__Task statement__.
Go through the material below and copy each line where the word "Intensity" appears.

[Structured figure records]

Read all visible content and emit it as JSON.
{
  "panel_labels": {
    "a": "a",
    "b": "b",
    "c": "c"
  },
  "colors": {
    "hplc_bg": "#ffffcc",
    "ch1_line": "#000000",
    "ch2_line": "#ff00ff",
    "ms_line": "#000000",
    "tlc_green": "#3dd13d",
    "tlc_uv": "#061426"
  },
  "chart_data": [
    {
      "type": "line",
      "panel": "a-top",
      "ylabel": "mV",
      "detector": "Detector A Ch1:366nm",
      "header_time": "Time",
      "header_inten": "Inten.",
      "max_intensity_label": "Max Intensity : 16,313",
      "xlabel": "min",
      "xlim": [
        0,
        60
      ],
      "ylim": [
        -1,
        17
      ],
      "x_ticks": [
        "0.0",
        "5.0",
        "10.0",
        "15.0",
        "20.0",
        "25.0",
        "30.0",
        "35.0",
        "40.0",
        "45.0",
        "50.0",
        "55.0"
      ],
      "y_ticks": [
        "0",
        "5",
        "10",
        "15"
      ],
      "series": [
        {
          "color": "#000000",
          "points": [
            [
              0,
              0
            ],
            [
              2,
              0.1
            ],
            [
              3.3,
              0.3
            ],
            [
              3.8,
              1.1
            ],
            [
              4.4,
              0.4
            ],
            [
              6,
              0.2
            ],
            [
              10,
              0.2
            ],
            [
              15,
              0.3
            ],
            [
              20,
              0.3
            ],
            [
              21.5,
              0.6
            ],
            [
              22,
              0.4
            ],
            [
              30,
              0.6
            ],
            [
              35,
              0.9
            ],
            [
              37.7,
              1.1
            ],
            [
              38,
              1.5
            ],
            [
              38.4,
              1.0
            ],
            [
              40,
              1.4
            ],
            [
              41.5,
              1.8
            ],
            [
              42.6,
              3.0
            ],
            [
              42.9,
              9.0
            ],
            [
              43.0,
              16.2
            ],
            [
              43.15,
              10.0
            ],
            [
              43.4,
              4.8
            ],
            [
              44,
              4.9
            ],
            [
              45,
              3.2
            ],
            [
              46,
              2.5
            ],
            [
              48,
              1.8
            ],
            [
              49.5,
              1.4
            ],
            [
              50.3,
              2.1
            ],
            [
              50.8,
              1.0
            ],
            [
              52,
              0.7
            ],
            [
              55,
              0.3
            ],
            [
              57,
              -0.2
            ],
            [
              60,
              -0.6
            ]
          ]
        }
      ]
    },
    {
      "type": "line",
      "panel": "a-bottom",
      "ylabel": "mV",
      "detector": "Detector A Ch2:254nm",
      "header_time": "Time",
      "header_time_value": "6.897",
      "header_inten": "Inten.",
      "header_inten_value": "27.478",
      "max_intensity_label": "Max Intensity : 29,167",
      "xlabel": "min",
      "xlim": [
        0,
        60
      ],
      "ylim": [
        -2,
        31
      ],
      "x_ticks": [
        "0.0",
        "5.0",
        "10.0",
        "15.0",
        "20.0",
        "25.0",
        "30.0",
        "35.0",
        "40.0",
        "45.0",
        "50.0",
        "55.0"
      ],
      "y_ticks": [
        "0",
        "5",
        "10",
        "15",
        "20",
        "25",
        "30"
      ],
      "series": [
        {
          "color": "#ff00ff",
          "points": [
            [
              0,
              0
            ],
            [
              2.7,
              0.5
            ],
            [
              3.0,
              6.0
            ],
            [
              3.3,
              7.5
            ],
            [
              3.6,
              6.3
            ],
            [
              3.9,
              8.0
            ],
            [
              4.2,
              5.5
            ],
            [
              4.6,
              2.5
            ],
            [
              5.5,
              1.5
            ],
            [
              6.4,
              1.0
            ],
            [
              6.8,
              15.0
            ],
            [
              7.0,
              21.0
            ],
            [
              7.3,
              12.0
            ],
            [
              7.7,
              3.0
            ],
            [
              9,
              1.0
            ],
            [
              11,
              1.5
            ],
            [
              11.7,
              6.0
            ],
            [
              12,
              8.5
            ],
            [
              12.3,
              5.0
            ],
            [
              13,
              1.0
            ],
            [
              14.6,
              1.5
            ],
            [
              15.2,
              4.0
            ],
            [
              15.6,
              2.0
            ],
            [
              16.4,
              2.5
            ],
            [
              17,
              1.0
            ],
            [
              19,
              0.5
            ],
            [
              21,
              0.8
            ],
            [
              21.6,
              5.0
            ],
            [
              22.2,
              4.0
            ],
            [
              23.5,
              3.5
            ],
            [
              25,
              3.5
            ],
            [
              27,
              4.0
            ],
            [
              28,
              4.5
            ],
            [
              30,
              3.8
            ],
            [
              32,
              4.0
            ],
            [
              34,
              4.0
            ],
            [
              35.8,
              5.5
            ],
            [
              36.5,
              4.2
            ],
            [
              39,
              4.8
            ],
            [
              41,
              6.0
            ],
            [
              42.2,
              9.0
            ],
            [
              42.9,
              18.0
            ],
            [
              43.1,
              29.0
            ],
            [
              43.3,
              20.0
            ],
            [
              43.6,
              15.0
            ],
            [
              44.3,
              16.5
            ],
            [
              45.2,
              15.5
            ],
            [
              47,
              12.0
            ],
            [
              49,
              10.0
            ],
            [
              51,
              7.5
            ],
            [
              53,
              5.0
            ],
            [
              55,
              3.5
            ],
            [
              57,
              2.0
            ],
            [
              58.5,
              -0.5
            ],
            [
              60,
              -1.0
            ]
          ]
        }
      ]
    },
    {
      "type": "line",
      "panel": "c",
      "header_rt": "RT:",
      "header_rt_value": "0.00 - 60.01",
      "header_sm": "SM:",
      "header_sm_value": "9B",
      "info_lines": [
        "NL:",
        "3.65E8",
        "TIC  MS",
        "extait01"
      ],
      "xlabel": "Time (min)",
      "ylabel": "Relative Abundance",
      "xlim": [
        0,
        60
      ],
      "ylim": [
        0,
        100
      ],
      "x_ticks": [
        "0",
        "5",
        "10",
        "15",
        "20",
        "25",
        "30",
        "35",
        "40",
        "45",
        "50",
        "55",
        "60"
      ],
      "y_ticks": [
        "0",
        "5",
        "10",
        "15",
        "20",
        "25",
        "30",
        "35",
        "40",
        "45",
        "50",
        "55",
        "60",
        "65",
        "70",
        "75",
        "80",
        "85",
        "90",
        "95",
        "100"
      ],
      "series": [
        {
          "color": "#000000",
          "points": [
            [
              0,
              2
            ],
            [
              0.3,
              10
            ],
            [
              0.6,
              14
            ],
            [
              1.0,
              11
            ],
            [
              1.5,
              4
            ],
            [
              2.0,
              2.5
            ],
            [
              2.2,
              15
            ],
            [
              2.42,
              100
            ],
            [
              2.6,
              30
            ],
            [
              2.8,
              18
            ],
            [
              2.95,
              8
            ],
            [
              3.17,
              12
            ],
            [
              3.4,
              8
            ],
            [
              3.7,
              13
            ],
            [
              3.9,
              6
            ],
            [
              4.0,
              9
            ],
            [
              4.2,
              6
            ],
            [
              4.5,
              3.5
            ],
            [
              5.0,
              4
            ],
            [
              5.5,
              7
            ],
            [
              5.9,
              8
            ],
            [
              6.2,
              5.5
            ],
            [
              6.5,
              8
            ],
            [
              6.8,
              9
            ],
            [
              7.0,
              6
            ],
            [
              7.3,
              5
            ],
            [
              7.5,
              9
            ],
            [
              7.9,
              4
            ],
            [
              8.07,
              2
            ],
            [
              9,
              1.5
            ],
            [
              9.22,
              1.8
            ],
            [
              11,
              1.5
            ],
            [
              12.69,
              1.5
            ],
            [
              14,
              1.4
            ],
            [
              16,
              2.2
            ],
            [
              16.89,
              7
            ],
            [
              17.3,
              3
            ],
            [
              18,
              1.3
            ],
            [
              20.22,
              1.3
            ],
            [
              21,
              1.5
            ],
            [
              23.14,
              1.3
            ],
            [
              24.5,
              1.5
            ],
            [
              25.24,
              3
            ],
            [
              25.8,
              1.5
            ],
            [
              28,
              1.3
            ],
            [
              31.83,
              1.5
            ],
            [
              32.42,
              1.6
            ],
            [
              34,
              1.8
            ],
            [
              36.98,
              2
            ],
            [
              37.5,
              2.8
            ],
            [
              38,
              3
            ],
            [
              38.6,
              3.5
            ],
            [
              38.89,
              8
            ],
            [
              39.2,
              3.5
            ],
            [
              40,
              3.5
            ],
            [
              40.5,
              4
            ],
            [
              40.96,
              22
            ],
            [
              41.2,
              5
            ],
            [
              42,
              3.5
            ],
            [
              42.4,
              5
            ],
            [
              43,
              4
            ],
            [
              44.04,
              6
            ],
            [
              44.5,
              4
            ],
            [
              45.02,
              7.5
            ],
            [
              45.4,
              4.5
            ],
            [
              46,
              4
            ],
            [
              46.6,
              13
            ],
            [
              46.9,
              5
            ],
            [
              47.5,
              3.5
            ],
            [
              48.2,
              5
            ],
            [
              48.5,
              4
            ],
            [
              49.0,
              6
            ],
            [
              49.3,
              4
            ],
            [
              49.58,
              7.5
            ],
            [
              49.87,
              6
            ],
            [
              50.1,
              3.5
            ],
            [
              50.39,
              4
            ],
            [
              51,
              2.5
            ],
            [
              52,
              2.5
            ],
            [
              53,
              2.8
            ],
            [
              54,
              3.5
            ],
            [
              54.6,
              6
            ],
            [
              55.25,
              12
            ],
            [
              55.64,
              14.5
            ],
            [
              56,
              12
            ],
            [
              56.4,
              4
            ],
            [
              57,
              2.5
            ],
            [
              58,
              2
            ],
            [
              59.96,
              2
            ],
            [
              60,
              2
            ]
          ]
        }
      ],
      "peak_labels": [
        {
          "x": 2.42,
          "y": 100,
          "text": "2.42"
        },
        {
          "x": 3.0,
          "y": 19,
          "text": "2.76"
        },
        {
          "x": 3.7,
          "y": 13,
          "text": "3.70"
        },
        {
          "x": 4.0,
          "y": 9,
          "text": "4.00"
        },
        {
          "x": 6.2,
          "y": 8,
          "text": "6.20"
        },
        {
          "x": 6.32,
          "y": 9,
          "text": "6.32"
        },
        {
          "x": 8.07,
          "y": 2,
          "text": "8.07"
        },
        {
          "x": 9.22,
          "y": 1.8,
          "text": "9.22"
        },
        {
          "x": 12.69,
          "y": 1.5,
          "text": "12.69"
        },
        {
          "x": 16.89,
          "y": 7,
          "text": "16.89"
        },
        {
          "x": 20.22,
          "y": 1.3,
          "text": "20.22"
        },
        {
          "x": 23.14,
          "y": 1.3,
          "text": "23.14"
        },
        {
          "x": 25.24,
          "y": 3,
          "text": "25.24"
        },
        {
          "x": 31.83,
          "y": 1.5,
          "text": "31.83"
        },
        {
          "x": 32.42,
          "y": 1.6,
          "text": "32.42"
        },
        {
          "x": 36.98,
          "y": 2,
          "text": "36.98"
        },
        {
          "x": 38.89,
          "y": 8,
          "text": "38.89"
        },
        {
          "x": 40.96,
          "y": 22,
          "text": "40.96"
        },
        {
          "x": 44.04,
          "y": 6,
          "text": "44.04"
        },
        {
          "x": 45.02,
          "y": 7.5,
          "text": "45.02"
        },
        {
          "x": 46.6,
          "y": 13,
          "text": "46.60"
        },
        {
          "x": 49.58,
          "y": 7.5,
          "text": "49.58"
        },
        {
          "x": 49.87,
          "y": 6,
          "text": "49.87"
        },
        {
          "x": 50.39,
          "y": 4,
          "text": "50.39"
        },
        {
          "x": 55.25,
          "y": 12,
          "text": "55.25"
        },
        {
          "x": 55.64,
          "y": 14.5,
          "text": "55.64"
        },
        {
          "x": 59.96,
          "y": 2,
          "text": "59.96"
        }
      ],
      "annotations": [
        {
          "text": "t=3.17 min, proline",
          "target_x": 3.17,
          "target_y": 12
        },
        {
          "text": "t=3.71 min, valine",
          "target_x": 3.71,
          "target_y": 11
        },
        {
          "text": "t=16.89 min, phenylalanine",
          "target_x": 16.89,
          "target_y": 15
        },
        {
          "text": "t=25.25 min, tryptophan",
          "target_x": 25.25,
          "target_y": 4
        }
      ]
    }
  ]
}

__Task answer__.
      "max_intensity_label": "Max Intensity : 16,313",
      "max_intensity_label": "Max Intensity : 29,167",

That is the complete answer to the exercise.